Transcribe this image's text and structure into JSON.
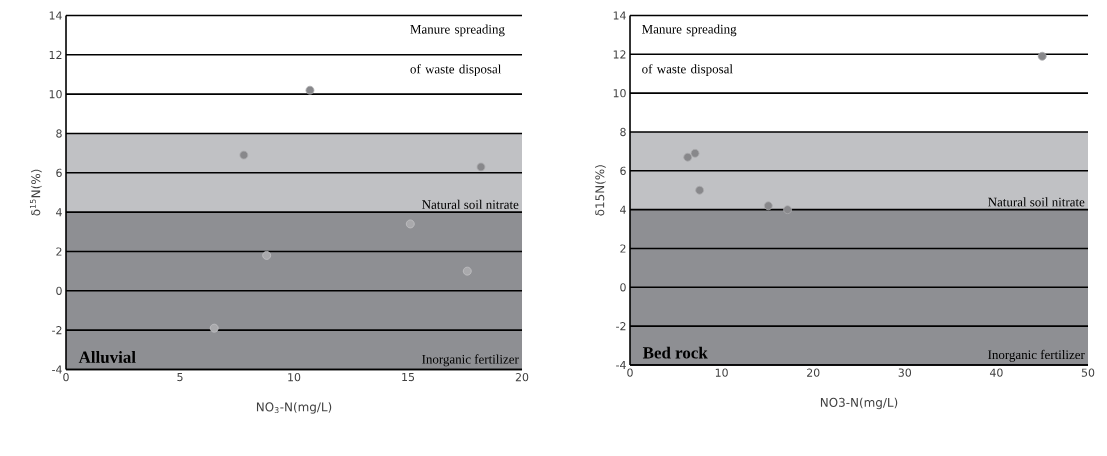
{
  "chart_data": [
    {
      "type": "scatter",
      "title": "Alluvial",
      "xlabel": "NO$_{3}$-N(mg/L)",
      "ylabel": "δ$^{15}$N(%)",
      "series": [
        {
          "color": "#88888b",
          "x": [
            10.7,
            7.8,
            18.2
          ],
          "values": [
            10.2,
            6.9,
            6.3
          ]
        },
        {
          "color": "#a9a9ac",
          "x": [
            15.1,
            8.8,
            17.6,
            6.5
          ],
          "values": [
            3.4,
            1.8,
            1.0,
            -1.9
          ]
        }
      ],
      "xlim": [
        0,
        20
      ],
      "xticks": [
        0,
        5,
        10,
        15,
        20
      ],
      "ylim": [
        -4,
        14
      ],
      "yticks": [
        -4,
        -2,
        0,
        2,
        4,
        6,
        8,
        10,
        12,
        14
      ],
      "grid": "y",
      "marker": "circle",
      "bands": [
        {
          "axis": "y",
          "from": 4,
          "to": 8,
          "label": "Natural soil nitrate",
          "color": "#c0c1c4"
        },
        {
          "axis": "y",
          "from": -4,
          "to": 4,
          "label": "Inorganic fertilizer",
          "color": "#8e8f93"
        }
      ],
      "annotations": [
        "Manure spreading of waste disposal"
      ]
    },
    {
      "type": "scatter",
      "title": "Bed rock",
      "xlabel": "NO3-N(mg/L)",
      "ylabel": "δ15N(%)",
      "series": [
        {
          "color": "#88888b",
          "x": [
            6.3,
            7.1,
            7.6,
            15.1,
            17.2,
            45.0
          ],
          "values": [
            6.7,
            6.9,
            5.0,
            4.2,
            4.0,
            11.9
          ]
        }
      ],
      "xlim": [
        0,
        50
      ],
      "xticks": [
        0,
        10,
        20,
        30,
        40,
        50
      ],
      "ylim": [
        -4,
        14
      ],
      "yticks": [
        -4,
        -2,
        0,
        2,
        4,
        6,
        8,
        10,
        12,
        14
      ],
      "grid": "y",
      "marker": "circle",
      "bands": [
        {
          "axis": "y",
          "from": 4,
          "to": 8,
          "label": "Natural soil nitrate",
          "color": "#c0c1c4"
        },
        {
          "axis": "y",
          "from": -4,
          "to": 4,
          "label": "Inorganic fertilizer",
          "color": "#8e8f93"
        }
      ],
      "annotations": [
        "Manure spreading of waste disposal"
      ]
    }
  ]
}
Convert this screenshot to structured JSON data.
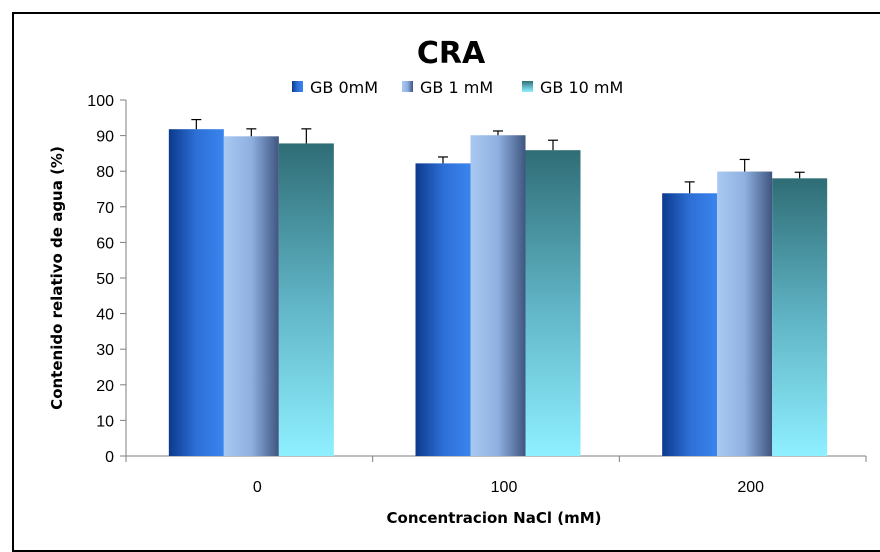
{
  "chart_data": {
    "type": "bar",
    "title": "CRA",
    "xlabel": "Concentracion NaCl (mM)",
    "ylabel": "Contenido relativo de agua (%)",
    "categories": [
      "0",
      "100",
      "200"
    ],
    "ylim": [
      0,
      100
    ],
    "yticks": [
      0,
      10,
      20,
      30,
      40,
      50,
      60,
      70,
      80,
      90,
      100
    ],
    "grid": false,
    "legend_position": "top-center",
    "series": [
      {
        "name": "GB 0mM",
        "values": [
          91.8,
          82.2,
          73.8
        ],
        "errors": [
          2.7,
          1.8,
          3.2
        ],
        "color_top": "#1c4fb3",
        "color_bottom": "#3a7fe0"
      },
      {
        "name": "GB 1 mM",
        "values": [
          89.8,
          90.1,
          79.9
        ],
        "errors": [
          2.1,
          1.2,
          3.4
        ],
        "color_top": "#5070a0",
        "color_bottom": "#a8c8f0"
      },
      {
        "name": "GB 10 mM",
        "values": [
          87.8,
          85.9,
          78.0
        ],
        "errors": [
          4.1,
          2.8,
          1.7
        ],
        "color_top": "#33727a",
        "color_bottom": "#8ff0ff"
      }
    ]
  }
}
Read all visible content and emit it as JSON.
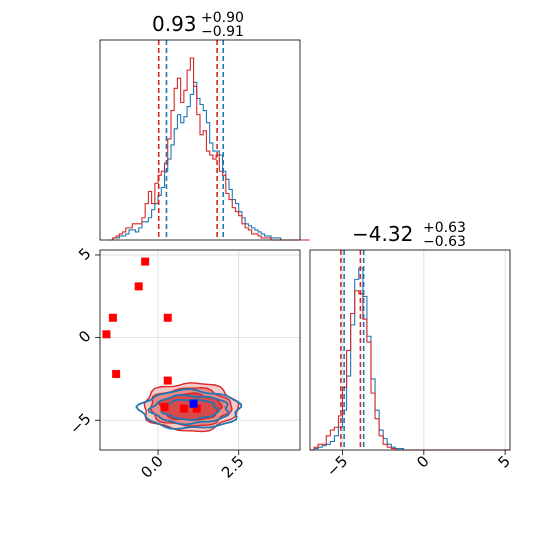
{
  "chart_data": [
    {
      "type": "histogram",
      "panel": "top-left",
      "title": "0.93",
      "title_sup": "+0.90",
      "title_sub": "−0.91",
      "xlim": [
        -1.8,
        4.4
      ],
      "bin_start": -1.5,
      "bin_width": 0.1,
      "series": [
        {
          "color": "#1f77b4",
          "counts": [
            0,
            1,
            1,
            2,
            2,
            3,
            5,
            5,
            4,
            6,
            9,
            9,
            11,
            15,
            18,
            22,
            26,
            34,
            40,
            47,
            55,
            62,
            58,
            61,
            66,
            72,
            78,
            70,
            67,
            64,
            58,
            48,
            44,
            44,
            42,
            34,
            30,
            25,
            20,
            18,
            14,
            11,
            8,
            7,
            6,
            5,
            4,
            3,
            2,
            2,
            1,
            1,
            1,
            0,
            0,
            0,
            0,
            0,
            0,
            0,
            0,
            0
          ]
        },
        {
          "color": "#d62728",
          "counts": [
            0,
            1,
            2,
            3,
            4,
            6,
            6,
            8,
            8,
            8,
            11,
            18,
            24,
            18,
            28,
            32,
            34,
            38,
            50,
            64,
            75,
            80,
            68,
            74,
            84,
            90,
            76,
            62,
            52,
            54,
            44,
            42,
            40,
            42,
            34,
            32,
            23,
            20,
            16,
            14,
            12,
            8,
            6,
            5,
            3,
            3,
            2,
            1,
            1,
            1,
            0,
            0,
            0,
            0,
            0,
            0,
            0,
            0,
            0,
            0,
            0,
            0
          ]
        }
      ],
      "quantile_lines": [
        {
          "color": "#1f77b4",
          "values": [
            0.26,
            2.02
          ]
        },
        {
          "color": "#d62728",
          "values": [
            0.02,
            1.83
          ]
        }
      ]
    },
    {
      "type": "contour_scatter",
      "panel": "bottom-left",
      "xlim": [
        -1.8,
        4.4
      ],
      "ylim": [
        -6.8,
        5.3
      ],
      "xticks": [
        0.0,
        2.5
      ],
      "xtick_labels": [
        "0.0",
        "2.5"
      ],
      "yticks": [
        -5,
        0,
        5
      ],
      "ytick_labels": [
        "−5",
        "0",
        "5"
      ],
      "contours": [
        {
          "color": "#1f77b4",
          "center": [
            1.0,
            -4.35
          ],
          "radii": [
            [
              1.55,
              1.15
            ],
            [
              1.2,
              0.85
            ],
            [
              0.85,
              0.6
            ]
          ]
        },
        {
          "color": "#d62728",
          "center": [
            1.0,
            -4.2
          ],
          "radii": [
            [
              1.45,
              1.45
            ],
            [
              1.25,
              1.15
            ],
            [
              0.95,
              0.8
            ]
          ]
        }
      ],
      "points": {
        "red": [
          [
            -1.6,
            0.2
          ],
          [
            -1.4,
            1.2
          ],
          [
            -1.3,
            -2.2
          ],
          [
            -0.6,
            3.1
          ],
          [
            -0.4,
            4.6
          ],
          [
            0.3,
            1.2
          ],
          [
            0.3,
            -2.6
          ],
          [
            0.2,
            -4.2
          ],
          [
            0.8,
            -4.3
          ],
          [
            1.2,
            -4.3
          ]
        ],
        "blue": [
          [
            1.1,
            -4.0
          ]
        ]
      }
    },
    {
      "type": "histogram",
      "panel": "bottom-right",
      "title": "−4.32",
      "title_sup": "+0.63",
      "title_sub": "−0.63",
      "xlim": [
        -7.0,
        5.3
      ],
      "xticks": [
        -5,
        0,
        5
      ],
      "xtick_labels": [
        "−5",
        "0",
        "5"
      ],
      "bin_start": -7.0,
      "bin_width": 0.25,
      "series": [
        {
          "color": "#1f77b4",
          "counts": [
            0,
            1,
            2,
            3,
            4,
            6,
            10,
            16,
            28,
            52,
            88,
            120,
            128,
            108,
            80,
            50,
            28,
            14,
            8,
            4,
            2,
            1,
            1,
            0,
            0,
            0,
            0,
            0,
            0,
            0,
            0,
            0,
            0,
            0,
            0,
            0,
            0,
            0,
            0,
            0,
            0,
            0,
            0,
            0,
            0,
            0,
            0,
            0,
            0
          ]
        },
        {
          "color": "#d62728",
          "counts": [
            0,
            2,
            4,
            4,
            10,
            14,
            16,
            24,
            44,
            70,
            96,
            112,
            110,
            92,
            76,
            40,
            22,
            10,
            4,
            2,
            1,
            0,
            0,
            0,
            0,
            0,
            0,
            0,
            0,
            0,
            0,
            0,
            0,
            0,
            0,
            0,
            0,
            0,
            0,
            0,
            0,
            0,
            0,
            0,
            0,
            0,
            0,
            0,
            0
          ]
        }
      ],
      "quantile_lines": [
        {
          "color": "#1f77b4",
          "values": [
            -4.9,
            -3.7
          ]
        },
        {
          "color": "#d62728",
          "values": [
            -5.1,
            -3.9
          ]
        }
      ]
    }
  ]
}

Task statement:
The lines to collect are those holding the string "this"; copy them all.

Exercise output:
Transcribe this image's text and structure into JSON.
Convert this screenshot to structured JSON data.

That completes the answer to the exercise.